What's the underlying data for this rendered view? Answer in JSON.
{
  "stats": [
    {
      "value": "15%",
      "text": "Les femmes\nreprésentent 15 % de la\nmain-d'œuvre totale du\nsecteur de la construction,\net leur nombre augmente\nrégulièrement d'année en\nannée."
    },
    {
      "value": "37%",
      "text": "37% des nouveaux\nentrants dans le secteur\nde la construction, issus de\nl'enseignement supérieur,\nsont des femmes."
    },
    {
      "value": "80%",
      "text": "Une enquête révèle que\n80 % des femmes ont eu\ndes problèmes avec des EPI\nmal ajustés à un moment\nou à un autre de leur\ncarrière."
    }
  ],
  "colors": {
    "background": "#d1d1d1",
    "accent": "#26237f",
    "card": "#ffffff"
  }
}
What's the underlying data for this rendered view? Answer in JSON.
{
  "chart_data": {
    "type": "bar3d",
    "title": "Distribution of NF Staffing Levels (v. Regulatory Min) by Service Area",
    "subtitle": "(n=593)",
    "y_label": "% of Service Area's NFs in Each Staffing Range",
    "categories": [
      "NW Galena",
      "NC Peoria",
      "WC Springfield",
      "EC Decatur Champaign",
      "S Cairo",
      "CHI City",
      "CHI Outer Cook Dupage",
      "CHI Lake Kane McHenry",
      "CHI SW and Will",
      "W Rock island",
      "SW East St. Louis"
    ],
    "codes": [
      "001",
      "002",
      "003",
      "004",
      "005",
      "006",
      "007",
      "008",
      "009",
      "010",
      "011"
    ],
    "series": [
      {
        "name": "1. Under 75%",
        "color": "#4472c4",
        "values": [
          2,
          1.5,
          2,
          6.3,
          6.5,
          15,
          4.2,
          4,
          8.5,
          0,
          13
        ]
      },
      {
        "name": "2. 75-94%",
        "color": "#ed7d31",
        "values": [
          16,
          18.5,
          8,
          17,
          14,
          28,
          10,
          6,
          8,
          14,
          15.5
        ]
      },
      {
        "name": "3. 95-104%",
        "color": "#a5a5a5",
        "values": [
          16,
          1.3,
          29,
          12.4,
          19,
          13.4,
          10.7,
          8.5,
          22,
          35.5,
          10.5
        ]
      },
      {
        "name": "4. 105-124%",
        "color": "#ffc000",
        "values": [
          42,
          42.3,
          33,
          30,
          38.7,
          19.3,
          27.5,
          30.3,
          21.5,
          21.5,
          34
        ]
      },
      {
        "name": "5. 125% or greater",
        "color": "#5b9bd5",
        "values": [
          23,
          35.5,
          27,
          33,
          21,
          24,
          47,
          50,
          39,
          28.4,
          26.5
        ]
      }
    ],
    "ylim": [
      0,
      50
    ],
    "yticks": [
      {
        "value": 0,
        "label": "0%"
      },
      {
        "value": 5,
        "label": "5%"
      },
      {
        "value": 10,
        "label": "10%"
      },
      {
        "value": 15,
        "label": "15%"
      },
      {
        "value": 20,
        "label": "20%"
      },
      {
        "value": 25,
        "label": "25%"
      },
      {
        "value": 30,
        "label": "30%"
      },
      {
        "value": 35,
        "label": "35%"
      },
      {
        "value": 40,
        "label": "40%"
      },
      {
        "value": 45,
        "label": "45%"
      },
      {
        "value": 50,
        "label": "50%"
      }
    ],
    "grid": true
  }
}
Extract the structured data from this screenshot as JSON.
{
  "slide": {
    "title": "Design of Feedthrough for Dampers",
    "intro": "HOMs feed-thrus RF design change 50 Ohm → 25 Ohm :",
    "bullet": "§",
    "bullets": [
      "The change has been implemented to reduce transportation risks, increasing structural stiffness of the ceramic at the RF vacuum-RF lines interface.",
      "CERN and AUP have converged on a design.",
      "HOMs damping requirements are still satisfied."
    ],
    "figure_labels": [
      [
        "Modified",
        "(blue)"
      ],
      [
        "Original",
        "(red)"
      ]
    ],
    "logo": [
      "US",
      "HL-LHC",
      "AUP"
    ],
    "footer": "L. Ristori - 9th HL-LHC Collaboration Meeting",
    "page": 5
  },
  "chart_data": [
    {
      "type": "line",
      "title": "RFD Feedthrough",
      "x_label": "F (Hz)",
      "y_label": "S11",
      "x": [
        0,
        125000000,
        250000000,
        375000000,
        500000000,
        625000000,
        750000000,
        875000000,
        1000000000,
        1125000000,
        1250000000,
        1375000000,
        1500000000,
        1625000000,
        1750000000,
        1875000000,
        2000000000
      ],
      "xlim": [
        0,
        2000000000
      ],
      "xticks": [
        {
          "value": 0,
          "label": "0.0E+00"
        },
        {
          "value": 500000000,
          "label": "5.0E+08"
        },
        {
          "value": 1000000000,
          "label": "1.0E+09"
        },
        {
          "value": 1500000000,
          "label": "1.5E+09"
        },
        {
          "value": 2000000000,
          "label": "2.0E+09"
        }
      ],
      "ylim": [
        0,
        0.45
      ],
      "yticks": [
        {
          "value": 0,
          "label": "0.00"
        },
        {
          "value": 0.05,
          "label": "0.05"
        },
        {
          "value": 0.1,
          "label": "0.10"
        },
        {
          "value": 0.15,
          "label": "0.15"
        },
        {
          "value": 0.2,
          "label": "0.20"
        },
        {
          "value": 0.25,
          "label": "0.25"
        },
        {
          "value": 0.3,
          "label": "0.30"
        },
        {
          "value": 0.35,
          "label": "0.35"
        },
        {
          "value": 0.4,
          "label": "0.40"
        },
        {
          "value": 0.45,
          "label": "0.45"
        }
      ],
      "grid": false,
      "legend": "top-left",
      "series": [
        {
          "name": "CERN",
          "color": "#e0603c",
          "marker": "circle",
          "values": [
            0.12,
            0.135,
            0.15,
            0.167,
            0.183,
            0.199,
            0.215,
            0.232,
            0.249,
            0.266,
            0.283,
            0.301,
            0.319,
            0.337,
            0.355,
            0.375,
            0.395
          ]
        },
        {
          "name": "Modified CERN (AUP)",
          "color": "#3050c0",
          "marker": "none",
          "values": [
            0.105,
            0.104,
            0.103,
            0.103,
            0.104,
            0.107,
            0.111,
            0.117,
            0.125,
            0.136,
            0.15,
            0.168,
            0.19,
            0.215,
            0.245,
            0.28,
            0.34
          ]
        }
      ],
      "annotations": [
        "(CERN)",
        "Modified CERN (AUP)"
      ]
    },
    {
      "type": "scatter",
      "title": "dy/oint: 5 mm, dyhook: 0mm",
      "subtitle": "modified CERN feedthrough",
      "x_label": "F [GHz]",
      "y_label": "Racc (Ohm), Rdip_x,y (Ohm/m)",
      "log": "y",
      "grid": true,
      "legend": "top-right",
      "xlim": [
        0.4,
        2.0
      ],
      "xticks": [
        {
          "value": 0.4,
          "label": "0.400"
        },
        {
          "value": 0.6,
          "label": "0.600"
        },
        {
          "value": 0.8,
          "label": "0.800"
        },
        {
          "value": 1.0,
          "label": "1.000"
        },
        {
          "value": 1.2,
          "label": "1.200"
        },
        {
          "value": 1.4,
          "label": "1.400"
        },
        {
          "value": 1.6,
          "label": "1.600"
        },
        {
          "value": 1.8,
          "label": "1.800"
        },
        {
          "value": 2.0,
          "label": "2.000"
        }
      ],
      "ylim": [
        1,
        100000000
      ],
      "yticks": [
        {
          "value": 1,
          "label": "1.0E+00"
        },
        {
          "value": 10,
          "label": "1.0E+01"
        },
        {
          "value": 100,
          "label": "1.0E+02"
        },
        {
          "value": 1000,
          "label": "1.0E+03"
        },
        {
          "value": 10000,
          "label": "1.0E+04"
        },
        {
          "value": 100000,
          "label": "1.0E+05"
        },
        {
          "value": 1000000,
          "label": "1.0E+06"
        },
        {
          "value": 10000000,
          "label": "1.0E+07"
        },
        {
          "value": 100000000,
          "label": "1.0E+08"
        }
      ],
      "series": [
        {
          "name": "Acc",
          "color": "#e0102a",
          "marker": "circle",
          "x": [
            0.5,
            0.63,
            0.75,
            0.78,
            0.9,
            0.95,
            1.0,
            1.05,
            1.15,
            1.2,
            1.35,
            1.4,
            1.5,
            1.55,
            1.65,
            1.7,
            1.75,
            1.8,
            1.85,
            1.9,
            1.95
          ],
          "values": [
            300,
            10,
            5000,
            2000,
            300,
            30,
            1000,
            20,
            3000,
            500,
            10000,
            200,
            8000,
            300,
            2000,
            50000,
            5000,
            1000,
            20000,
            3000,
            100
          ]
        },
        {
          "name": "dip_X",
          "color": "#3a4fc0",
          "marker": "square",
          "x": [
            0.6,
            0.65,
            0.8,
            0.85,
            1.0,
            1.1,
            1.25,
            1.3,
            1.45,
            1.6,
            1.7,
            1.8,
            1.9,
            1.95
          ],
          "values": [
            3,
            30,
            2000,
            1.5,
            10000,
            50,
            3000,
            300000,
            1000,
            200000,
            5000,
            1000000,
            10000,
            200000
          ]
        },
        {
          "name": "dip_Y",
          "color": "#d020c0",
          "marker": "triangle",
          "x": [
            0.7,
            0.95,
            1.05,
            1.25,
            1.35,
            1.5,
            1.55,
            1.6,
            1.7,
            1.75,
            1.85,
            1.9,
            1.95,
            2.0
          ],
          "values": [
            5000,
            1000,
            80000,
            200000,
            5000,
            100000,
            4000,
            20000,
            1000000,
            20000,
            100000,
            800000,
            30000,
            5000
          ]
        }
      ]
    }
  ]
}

================

Your objective ▸ Identify each line of the material where the word "change" shows up, and copy it.

Solution to this exercise ▸
    "intro": "HOMs feed-thrus RF design change 50 Ohm → 25 Ohm :",
      "The change has been implemented to reduce transportation risks, increasing structural stiffness of the ceramic at the RF vacuum-RF lines interface.",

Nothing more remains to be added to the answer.